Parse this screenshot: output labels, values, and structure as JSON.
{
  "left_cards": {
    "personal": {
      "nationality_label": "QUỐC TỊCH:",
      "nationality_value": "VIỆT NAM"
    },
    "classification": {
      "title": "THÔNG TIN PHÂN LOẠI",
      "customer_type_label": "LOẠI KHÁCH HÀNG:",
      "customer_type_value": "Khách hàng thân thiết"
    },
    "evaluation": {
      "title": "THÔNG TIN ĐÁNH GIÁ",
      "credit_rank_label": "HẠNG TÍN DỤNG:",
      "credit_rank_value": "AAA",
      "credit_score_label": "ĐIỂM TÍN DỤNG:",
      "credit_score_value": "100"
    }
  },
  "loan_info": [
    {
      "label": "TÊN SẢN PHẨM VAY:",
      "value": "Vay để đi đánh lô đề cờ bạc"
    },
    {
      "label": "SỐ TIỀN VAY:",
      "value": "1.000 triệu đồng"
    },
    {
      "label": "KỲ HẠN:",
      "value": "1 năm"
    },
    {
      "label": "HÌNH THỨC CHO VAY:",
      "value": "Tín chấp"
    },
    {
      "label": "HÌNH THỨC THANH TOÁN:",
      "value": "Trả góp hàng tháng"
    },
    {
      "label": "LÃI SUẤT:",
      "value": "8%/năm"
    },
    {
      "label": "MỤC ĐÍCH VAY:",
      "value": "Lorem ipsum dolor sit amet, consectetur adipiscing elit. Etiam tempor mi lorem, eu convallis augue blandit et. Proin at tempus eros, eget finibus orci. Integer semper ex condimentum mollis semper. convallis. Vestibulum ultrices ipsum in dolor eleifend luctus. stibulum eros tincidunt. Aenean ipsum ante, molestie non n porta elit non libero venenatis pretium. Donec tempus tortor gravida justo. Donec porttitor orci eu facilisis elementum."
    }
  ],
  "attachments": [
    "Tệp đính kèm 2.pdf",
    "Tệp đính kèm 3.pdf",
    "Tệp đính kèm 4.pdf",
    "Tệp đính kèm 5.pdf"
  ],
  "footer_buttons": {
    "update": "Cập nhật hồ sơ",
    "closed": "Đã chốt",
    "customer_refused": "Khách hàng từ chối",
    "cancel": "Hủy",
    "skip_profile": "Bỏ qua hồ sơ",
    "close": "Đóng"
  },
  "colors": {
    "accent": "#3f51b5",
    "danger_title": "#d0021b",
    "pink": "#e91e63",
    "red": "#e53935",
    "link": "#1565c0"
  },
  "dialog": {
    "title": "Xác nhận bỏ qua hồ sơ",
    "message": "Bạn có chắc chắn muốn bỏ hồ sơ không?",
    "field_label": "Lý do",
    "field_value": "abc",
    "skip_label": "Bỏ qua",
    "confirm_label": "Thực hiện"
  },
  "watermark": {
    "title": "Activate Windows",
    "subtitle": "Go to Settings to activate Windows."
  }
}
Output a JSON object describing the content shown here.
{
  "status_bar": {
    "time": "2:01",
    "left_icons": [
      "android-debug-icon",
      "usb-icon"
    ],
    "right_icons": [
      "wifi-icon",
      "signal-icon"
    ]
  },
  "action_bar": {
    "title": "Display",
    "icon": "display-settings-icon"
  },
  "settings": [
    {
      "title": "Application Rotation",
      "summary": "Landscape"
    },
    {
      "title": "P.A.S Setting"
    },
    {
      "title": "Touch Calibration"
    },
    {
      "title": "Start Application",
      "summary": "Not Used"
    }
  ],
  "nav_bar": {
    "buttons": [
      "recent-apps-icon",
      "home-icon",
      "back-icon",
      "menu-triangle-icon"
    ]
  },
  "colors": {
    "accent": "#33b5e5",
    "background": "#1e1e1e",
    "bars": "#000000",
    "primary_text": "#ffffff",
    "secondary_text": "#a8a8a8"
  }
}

**What you should do:**
Output exactly the lines above, from the one holding "Output a JSON" through the end of the data, including the first and last.

**Task answer:**
Output a JSON object describing the content shown here.
{
  "status_bar": {
    "time": "2:01",
    "left_icons": [
      "android-debug-icon",
      "usb-icon"
    ],
    "right_icons": [
      "wifi-icon",
      "signal-icon"
    ]
  },
  "action_bar": {
    "title": "Display",
    "icon": "display-settings-icon"
  },
  "settings": [
    {
      "title": "Application Rotation",
      "summary": "Landscape"
    },
    {
      "title": "P.A.S Setting"
    },
    {
      "title": "Touch Calibration"
    },
    {
      "title": "Start Application",
      "summary": "Not Used"
    }
  ],
  "nav_bar": {
    "buttons": [
      "recent-apps-icon",
      "home-icon",
      "back-icon",
      "menu-triangle-icon"
    ]
  },
  "colors": {
    "accent": "#33b5e5",
    "background": "#1e1e1e",
    "bars": "#000000",
    "primary_text": "#ffffff",
    "secondary_text": "#a8a8a8"
  }
}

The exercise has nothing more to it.